[PROMPT]: Reproduce every entry exactly.

[EXTRACTED RECORDS]:
★ ★ ★ ★ ★

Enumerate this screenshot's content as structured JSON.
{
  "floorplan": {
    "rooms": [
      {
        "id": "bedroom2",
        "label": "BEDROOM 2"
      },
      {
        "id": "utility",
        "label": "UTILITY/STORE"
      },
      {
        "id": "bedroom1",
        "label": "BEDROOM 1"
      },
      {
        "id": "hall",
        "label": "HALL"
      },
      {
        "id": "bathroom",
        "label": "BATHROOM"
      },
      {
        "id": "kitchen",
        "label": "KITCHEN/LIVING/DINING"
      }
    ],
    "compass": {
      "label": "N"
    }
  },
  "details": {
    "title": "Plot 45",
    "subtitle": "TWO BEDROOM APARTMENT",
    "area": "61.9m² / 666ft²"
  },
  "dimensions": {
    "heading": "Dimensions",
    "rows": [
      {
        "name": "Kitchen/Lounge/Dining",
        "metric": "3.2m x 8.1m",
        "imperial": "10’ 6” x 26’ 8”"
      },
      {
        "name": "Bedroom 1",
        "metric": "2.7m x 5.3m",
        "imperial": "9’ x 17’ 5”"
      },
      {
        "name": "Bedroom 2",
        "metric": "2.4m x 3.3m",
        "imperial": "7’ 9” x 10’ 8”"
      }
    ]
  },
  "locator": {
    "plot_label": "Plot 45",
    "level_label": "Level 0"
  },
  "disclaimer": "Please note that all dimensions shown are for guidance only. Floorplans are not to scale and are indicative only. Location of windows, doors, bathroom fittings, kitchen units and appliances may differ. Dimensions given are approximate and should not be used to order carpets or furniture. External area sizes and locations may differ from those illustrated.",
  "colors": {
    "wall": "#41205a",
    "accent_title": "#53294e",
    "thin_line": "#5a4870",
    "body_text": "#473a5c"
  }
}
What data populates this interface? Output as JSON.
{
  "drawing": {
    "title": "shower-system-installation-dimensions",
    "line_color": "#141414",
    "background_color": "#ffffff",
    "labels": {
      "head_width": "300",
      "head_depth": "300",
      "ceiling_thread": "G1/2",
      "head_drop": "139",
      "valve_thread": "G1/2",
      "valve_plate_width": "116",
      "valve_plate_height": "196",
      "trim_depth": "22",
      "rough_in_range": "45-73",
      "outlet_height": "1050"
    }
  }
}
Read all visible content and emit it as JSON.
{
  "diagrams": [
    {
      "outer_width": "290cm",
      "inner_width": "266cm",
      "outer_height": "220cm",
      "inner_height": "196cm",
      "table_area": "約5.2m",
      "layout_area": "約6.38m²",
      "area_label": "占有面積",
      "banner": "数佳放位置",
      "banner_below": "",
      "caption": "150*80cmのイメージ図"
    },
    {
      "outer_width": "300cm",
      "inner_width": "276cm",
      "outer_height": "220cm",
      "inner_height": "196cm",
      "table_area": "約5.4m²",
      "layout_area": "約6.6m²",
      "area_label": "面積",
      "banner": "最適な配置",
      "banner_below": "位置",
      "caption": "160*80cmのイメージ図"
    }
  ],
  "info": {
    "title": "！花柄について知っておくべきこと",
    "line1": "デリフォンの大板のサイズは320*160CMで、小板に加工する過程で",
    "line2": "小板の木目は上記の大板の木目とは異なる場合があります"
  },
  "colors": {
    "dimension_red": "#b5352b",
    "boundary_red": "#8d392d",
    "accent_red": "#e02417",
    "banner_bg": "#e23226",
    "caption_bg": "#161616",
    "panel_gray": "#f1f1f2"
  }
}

★ ★ ★ ★ ★

[TASK RESPONSE]:
Enumerate this screenshot's content as structured JSON.
{
  "floorplan": {
    "rooms": [
      {
        "id": "bedroom2",
        "label": "BEDROOM 2"
      },
      {
        "id": "utility",
        "label": "UTILITY/STORE"
      },
      {
        "id": "bedroom1",
        "label": "BEDROOM 1"
      },
      {
        "id": "hall",
        "label": "HALL"
      },
      {
        "id": "bathroom",
        "label": "BATHROOM"
      },
      {
        "id": "kitchen",
        "label": "KITCHEN/LIVING/DINING"
      }
    ],
    "compass": {
      "label": "N"
    }
  },
  "details": {
    "title": "Plot 45",
    "subtitle": "TWO BEDROOM APARTMENT",
    "area": "61.9m² / 666ft²"
  },
  "dimensions": {
    "heading": "Dimensions",
    "rows": [
      {
        "name": "Kitchen/Lounge/Dining",
        "metric": "3.2m x 8.1m",
        "imperial": "10’ 6” x 26’ 8”"
      },
      {
        "name": "Bedroom 1",
        "metric": "2.7m x 5.3m",
        "imperial": "9’ x 17’ 5”"
      },
      {
        "name": "Bedroom 2",
        "metric": "2.4m x 3.3m",
        "imperial": "7’ 9” x 10’ 8”"
      }
    ]
  },
  "locator": {
    "plot_label": "Plot 45",
    "level_label": "Level 0"
  },
  "disclaimer": "Please note that all dimensions shown are for guidance only. Floorplans are not to scale and are indicative only. Location of windows, doors, bathroom fittings, kitchen units and appliances may differ. Dimensions given are approximate and should not be used to order carpets or furniture. External area sizes and locations may differ from those illustrated.",
  "colors": {
    "wall": "#41205a",
    "accent_title": "#53294e",
    "thin_line": "#5a4870",
    "body_text": "#473a5c"
  }
}
What data populates this interface? Output as JSON.
{
  "drawing": {
    "title": "shower-system-installation-dimensions",
    "line_color": "#141414",
    "background_color": "#ffffff",
    "labels": {
      "head_width": "300",
      "head_depth": "300",
      "ceiling_thread": "G1/2",
      "head_drop": "139",
      "valve_thread": "G1/2",
      "valve_plate_width": "116",
      "valve_plate_height": "196",
      "trim_depth": "22",
      "rough_in_range": "45-73",
      "outlet_height": "1050"
    }
  }
}
Read all visible content and emit it as JSON.
{
  "diagrams": [
    {
      "outer_width": "290cm",
      "inner_width": "266cm",
      "outer_height": "220cm",
      "inner_height": "196cm",
      "table_area": "約5.2m",
      "layout_area": "約6.38m²",
      "area_label": "占有面積",
      "banner": "数佳放位置",
      "banner_below": "",
      "caption": "150*80cmのイメージ図"
    },
    {
      "outer_width": "300cm",
      "inner_width": "276cm",
      "outer_height": "220cm",
      "inner_height": "196cm",
      "table_area": "約5.4m²",
      "layout_area": "約6.6m²",
      "area_label": "面積",
      "banner": "最適な配置",
      "banner_below": "位置",
      "caption": "160*80cmのイメージ図"
    }
  ],
  "info": {
    "title": "！花柄について知っておくべきこと",
    "line1": "デリフォンの大板のサイズは320*160CMで、小板に加工する過程で",
    "line2": "小板の木目は上記の大板の木目とは異なる場合があります"
  },
  "colors": {
    "dimension_red": "#b5352b",
    "boundary_red": "#8d392d",
    "accent_red": "#e02417",
    "banner_bg": "#e23226",
    "caption_bg": "#161616",
    "panel_gray": "#f1f1f2"
  }
}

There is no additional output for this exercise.